◆ **Your goal**
Search the material below for the word "panel" and copy every line in which it occurs.

Figure dataset records
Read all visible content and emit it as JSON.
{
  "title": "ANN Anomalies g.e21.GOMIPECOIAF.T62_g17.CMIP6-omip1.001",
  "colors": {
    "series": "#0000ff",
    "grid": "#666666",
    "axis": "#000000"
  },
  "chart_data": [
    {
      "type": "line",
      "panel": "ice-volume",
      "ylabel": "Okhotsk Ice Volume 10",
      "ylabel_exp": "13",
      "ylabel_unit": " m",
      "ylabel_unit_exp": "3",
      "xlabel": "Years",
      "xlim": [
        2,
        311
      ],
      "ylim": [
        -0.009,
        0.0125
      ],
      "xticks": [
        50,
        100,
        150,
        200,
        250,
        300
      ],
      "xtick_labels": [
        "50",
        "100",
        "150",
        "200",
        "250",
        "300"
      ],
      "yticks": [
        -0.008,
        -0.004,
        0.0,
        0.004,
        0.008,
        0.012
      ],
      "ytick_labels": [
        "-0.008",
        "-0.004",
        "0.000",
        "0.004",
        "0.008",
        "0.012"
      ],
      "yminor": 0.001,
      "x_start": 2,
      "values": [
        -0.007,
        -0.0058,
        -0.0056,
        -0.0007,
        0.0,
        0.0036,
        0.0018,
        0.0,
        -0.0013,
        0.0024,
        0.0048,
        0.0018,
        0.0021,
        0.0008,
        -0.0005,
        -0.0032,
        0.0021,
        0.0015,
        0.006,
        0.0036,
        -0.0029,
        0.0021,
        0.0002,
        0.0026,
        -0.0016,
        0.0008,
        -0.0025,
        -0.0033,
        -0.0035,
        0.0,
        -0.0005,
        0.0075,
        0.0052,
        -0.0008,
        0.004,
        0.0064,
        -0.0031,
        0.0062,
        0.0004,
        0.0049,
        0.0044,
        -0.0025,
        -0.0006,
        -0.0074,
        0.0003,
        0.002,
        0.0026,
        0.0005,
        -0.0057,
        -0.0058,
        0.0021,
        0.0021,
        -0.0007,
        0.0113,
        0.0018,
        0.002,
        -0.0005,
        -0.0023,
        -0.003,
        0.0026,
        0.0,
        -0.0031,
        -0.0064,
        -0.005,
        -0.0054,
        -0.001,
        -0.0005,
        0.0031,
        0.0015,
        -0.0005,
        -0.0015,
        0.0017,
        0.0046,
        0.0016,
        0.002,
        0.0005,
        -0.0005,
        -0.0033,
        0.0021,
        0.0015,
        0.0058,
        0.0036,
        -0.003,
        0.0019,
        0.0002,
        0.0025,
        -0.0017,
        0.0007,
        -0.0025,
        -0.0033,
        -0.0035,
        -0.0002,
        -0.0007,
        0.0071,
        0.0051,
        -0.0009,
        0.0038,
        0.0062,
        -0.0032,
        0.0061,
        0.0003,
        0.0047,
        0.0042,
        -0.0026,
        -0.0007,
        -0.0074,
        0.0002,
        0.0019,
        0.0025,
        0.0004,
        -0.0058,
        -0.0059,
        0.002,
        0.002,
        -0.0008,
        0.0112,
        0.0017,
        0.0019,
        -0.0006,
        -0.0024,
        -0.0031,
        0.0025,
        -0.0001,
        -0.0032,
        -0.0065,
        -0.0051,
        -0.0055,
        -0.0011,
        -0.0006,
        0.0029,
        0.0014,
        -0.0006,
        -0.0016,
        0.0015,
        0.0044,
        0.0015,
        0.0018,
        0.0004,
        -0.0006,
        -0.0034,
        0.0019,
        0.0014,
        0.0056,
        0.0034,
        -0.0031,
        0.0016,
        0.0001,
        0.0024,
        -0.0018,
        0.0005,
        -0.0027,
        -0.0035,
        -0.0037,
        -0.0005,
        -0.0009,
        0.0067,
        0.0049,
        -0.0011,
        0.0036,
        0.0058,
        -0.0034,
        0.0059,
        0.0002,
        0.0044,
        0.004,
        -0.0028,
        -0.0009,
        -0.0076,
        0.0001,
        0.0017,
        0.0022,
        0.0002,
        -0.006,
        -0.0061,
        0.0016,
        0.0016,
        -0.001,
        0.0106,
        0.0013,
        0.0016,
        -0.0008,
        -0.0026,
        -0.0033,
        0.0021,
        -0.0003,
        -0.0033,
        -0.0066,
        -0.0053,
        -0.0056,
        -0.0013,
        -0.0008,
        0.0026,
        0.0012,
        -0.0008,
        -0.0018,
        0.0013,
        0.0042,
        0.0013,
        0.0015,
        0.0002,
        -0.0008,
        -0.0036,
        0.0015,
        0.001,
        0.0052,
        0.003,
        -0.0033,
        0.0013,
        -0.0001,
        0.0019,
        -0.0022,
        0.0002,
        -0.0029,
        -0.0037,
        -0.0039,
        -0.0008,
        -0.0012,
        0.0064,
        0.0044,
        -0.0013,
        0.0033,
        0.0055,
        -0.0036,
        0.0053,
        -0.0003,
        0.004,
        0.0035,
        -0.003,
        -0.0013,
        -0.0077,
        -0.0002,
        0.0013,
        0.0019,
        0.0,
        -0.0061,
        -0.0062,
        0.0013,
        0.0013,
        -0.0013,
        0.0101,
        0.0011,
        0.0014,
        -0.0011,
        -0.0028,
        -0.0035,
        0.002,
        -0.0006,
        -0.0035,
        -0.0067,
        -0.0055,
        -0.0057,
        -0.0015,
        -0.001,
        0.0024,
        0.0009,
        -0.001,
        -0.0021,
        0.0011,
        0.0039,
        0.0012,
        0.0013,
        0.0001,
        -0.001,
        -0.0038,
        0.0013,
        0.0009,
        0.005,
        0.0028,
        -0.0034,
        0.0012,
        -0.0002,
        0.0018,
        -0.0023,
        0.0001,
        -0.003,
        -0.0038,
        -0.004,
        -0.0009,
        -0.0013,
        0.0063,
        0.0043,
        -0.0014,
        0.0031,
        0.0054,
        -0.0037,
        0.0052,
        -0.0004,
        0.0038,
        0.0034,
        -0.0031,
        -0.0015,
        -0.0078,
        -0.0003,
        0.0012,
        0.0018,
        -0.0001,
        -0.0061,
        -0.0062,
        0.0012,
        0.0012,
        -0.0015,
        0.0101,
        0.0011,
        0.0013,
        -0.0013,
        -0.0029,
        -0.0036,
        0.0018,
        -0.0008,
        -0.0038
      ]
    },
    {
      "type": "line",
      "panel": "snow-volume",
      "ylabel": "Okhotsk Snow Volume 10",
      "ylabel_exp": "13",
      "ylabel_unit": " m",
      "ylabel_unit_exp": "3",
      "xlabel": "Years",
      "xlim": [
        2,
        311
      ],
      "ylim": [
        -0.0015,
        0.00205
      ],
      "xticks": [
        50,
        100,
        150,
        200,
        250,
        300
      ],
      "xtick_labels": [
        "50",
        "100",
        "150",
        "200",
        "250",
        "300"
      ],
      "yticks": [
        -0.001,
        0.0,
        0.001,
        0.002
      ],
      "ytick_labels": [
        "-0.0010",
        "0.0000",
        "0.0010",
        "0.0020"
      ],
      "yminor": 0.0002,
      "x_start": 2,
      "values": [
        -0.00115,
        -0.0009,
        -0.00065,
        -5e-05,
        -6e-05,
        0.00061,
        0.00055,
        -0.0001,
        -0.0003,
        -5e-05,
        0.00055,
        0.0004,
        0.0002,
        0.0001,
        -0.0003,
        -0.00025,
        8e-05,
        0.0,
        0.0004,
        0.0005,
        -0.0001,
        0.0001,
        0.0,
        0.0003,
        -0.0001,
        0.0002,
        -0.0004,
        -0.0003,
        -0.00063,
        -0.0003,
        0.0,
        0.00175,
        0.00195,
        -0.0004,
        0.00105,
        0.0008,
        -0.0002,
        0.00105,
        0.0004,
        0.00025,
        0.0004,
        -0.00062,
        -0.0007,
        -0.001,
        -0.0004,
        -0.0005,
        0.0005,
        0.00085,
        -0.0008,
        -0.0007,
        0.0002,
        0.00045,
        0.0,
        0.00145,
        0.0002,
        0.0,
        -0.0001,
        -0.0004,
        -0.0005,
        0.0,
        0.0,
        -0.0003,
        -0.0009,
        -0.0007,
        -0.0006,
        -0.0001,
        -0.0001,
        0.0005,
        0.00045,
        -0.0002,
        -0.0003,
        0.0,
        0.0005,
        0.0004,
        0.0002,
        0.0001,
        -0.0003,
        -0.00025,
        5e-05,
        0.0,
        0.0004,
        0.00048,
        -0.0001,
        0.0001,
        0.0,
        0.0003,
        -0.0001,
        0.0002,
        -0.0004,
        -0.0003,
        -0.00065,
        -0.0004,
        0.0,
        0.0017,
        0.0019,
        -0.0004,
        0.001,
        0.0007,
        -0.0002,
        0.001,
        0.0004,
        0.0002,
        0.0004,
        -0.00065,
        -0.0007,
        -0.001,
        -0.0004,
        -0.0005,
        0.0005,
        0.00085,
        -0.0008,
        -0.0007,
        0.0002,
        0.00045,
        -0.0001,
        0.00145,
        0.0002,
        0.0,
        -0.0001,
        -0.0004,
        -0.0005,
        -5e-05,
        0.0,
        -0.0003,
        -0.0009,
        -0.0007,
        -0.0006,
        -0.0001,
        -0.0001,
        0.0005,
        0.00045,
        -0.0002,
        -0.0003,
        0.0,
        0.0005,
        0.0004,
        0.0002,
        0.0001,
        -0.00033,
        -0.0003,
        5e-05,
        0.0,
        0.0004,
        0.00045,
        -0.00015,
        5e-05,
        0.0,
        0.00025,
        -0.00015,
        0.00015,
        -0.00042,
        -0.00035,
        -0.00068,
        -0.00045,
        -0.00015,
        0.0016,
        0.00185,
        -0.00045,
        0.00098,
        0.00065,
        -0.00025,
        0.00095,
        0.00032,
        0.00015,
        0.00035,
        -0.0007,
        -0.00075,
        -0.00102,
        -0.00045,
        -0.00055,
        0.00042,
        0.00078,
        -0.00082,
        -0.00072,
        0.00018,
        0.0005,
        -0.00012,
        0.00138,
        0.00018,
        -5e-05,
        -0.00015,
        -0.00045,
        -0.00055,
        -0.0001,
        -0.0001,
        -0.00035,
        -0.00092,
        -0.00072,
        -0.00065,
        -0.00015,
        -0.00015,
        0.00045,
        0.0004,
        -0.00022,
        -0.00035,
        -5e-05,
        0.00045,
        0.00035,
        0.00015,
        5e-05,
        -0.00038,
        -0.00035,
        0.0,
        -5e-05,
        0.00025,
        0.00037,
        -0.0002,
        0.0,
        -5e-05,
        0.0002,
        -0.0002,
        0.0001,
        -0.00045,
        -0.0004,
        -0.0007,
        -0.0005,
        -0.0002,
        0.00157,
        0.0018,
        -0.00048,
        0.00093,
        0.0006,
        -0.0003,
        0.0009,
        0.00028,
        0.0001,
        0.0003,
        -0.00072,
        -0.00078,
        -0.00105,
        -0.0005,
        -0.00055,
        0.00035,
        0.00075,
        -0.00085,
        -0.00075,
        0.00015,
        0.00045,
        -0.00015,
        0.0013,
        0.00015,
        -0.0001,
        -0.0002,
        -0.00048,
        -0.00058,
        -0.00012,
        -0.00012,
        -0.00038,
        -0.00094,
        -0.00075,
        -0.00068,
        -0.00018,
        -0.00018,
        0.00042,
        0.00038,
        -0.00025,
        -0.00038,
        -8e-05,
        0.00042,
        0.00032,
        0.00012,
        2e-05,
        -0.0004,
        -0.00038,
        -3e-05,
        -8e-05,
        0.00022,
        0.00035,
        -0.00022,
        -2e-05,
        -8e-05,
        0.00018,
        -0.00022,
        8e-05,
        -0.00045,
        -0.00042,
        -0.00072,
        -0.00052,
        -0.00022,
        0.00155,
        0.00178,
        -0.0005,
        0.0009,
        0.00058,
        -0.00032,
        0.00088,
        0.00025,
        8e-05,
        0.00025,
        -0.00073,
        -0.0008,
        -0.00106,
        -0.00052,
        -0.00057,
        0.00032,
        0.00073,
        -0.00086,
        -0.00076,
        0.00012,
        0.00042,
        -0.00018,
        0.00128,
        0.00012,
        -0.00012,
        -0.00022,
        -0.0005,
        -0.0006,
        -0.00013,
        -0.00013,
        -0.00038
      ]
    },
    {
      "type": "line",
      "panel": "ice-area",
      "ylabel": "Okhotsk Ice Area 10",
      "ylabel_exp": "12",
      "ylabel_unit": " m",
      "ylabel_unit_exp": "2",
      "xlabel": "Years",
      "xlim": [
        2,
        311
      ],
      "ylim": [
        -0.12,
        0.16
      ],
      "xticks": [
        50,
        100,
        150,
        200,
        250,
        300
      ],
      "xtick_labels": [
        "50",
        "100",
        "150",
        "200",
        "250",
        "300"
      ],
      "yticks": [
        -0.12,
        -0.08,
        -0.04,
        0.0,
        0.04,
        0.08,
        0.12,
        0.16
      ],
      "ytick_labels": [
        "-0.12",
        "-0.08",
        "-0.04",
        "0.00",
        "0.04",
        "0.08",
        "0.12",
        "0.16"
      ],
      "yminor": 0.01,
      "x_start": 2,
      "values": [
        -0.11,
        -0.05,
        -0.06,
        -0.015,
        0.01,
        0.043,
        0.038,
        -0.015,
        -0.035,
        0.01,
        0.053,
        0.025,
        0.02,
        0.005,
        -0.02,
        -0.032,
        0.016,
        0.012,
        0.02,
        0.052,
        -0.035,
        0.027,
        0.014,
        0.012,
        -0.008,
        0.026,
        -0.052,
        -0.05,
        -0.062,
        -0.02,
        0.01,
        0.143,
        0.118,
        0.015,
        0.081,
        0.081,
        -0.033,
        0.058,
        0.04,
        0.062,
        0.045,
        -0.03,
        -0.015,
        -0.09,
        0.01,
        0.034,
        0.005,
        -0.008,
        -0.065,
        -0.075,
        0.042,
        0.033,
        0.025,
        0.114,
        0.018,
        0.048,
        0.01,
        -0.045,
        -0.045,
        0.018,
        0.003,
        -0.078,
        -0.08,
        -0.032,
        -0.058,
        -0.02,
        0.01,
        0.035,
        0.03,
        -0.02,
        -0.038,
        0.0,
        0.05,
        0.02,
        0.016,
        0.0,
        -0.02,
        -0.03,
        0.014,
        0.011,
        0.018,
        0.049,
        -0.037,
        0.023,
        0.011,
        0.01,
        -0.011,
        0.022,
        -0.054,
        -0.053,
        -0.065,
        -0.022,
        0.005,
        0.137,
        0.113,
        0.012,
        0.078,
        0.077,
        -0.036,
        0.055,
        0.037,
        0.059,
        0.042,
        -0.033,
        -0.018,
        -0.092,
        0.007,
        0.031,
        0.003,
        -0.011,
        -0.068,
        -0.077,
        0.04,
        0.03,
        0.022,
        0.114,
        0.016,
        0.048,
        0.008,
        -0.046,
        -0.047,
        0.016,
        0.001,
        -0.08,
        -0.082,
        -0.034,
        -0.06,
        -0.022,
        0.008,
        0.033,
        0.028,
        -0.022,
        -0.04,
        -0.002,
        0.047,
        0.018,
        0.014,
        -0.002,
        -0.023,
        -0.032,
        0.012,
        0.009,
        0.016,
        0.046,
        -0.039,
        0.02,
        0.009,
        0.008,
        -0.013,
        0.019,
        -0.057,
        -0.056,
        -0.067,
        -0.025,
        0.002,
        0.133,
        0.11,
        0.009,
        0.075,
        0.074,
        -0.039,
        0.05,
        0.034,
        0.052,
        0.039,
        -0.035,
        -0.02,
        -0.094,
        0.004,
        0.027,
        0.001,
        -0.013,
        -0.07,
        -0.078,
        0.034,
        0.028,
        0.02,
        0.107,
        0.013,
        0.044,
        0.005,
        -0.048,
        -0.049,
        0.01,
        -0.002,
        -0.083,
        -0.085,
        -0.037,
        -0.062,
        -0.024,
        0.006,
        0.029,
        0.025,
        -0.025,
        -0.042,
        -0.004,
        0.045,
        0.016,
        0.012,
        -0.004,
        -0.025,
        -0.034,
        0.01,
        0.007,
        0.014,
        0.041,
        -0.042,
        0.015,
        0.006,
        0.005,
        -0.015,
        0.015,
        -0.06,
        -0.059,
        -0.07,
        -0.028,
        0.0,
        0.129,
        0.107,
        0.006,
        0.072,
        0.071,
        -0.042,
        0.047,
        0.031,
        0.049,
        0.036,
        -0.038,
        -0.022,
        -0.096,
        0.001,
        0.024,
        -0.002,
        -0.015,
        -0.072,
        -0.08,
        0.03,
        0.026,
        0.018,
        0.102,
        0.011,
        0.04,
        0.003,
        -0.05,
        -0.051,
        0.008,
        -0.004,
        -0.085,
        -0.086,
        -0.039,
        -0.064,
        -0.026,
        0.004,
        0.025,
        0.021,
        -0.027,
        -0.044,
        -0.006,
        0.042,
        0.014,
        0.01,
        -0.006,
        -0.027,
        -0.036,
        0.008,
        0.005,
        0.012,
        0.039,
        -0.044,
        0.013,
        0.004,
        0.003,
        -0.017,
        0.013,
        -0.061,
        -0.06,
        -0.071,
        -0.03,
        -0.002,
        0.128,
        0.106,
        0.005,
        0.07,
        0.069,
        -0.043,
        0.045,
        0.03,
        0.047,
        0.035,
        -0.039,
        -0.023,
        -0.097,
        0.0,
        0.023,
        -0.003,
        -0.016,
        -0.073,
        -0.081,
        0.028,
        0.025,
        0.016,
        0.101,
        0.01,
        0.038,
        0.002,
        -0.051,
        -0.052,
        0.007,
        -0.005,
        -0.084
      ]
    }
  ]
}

◆ **Expected answer**
      "panel": "ice-volume",
      "panel": "snow-volume",
      "panel": "ice-area",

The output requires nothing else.